SHORT EXERCISE: Make an exact copy of all the material below, apart from the pictures.

[Saved entries]
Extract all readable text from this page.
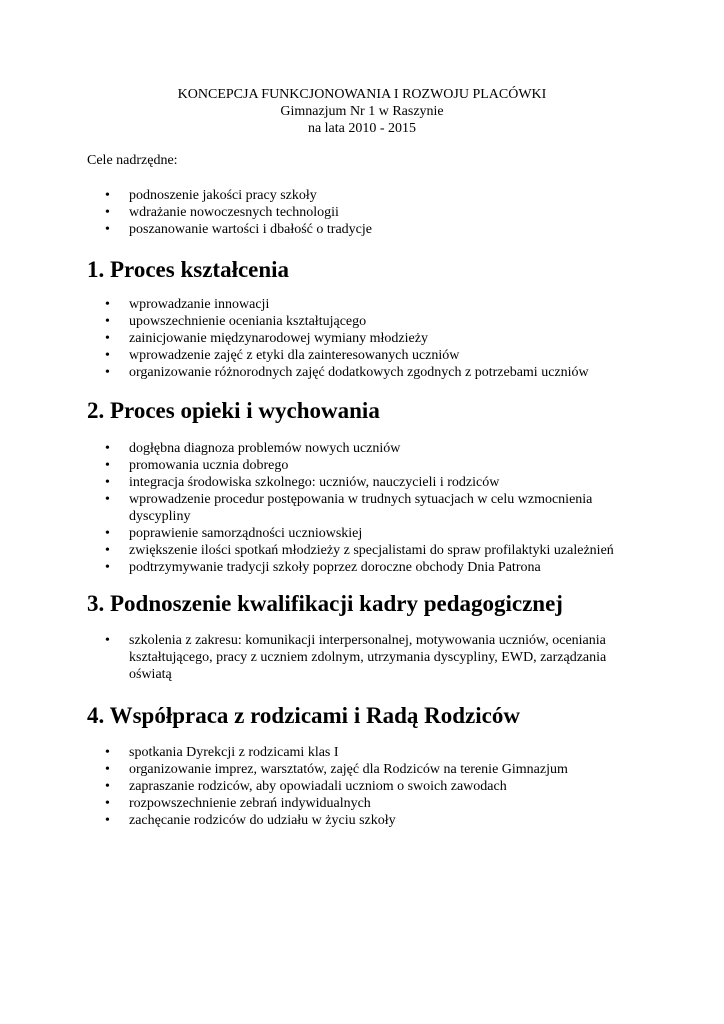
KONCEPCJA FUNKCJONOWANIA I ROZWOJU PLACÓWKI
Gimnazjum Nr 1 w Raszynie
na lata 2010 - 2015
Cele nadrzędne:
•	podnoszenie jakości pracy szkoły
•	wdrażanie nowoczesnych technologii
•	poszanowanie wartości i dbałość o tradycje
1. Proces kształcenia
•	wprowadzanie innowacji
•	upowszechnienie oceniania kształtującego
•	zainicjowanie międzynarodowej wymiany młodzieży
•	wprowadzenie zajęć z etyki dla zainteresowanych uczniów
•	organizowanie różnorodnych zajęć dodatkowych zgodnych z potrzebami uczniów
2. Proces opieki i wychowania
•	dogłębna diagnoza problemów nowych uczniów
•	promowania ucznia dobrego
•	integracja środowiska szkolnego: uczniów, nauczycieli i rodziców
•	wprowadzenie procedur postępowania w trudnych sytuacjach w celu wzmocnienia dyscypliny
•	poprawienie samorządności uczniowskiej
•	zwiększenie ilości spotkań młodzieży z specjalistami do spraw profilaktyki uzależnień
•	podtrzymywanie tradycji szkoły poprzez doroczne obchody Dnia Patrona
3. Podnoszenie kwalifikacji kadry pedagogicznej
•	szkolenia z zakresu: komunikacji interpersonalnej, motywowania uczniów, oceniania kształtującego, pracy z uczniem zdolnym, utrzymania dyscypliny, EWD, zarządzania oświatą
4. Współpraca z rodzicami i Radą Rodziców
•	spotkania Dyrekcji z rodzicami klas I
•	organizowanie imprez, warsztatów, zajęć dla Rodziców na terenie Gimnazjum
•	zapraszanie rodziców, aby opowiadali uczniom o swoich zawodach
•	rozpowszechnienie zebrań indywidualnych
•	zachęcanie rodziców do udziału w życiu szkoły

SOLVED EXERCISE:
Extract all readable text from this page.
KONCEPCJA FUNKCJONOWANIA I ROZWOJU PLACÓWKI
Gimnazjum Nr 1 w Raszynie
na lata 2010 - 2015
Cele nadrzędne:
•	podnoszenie jakości pracy szkoły
•	wdrażanie nowoczesnych technologii
•	poszanowanie wartości i dbałość o tradycje
1. Proces kształcenia
•	wprowadzanie innowacji
•	upowszechnienie oceniania kształtującego
•	zainicjowanie międzynarodowej wymiany młodzieży
•	wprowadzenie zajęć z etyki dla zainteresowanych uczniów
•	organizowanie różnorodnych zajęć dodatkowych zgodnych z potrzebami uczniów
2. Proces opieki i wychowania
•	dogłębna diagnoza problemów nowych uczniów
•	promowania ucznia dobrego
•	integracja środowiska szkolnego: uczniów, nauczycieli i rodziców
•	wprowadzenie procedur postępowania w trudnych sytuacjach w celu wzmocnienia dyscypliny
•	poprawienie samorządności uczniowskiej
•	zwiększenie ilości spotkań młodzieży z specjalistami do spraw profilaktyki uzależnień
•	podtrzymywanie tradycji szkoły poprzez doroczne obchody Dnia Patrona
3. Podnoszenie kwalifikacji kadry pedagogicznej
•	szkolenia z zakresu: komunikacji interpersonalnej, motywowania uczniów, oceniania kształtującego, pracy z uczniem zdolnym, utrzymania dyscypliny, EWD, zarządzania oświatą
4. Współpraca z rodzicami i Radą Rodziców
•	spotkania Dyrekcji z rodzicami klas I
•	organizowanie imprez, warsztatów, zajęć dla Rodziców na terenie Gimnazjum
•	zapraszanie rodziców, aby opowiadali uczniom o swoich zawodach
•	rozpowszechnienie zebrań indywidualnych
•	zachęcanie rodziców do udziału w życiu szkoły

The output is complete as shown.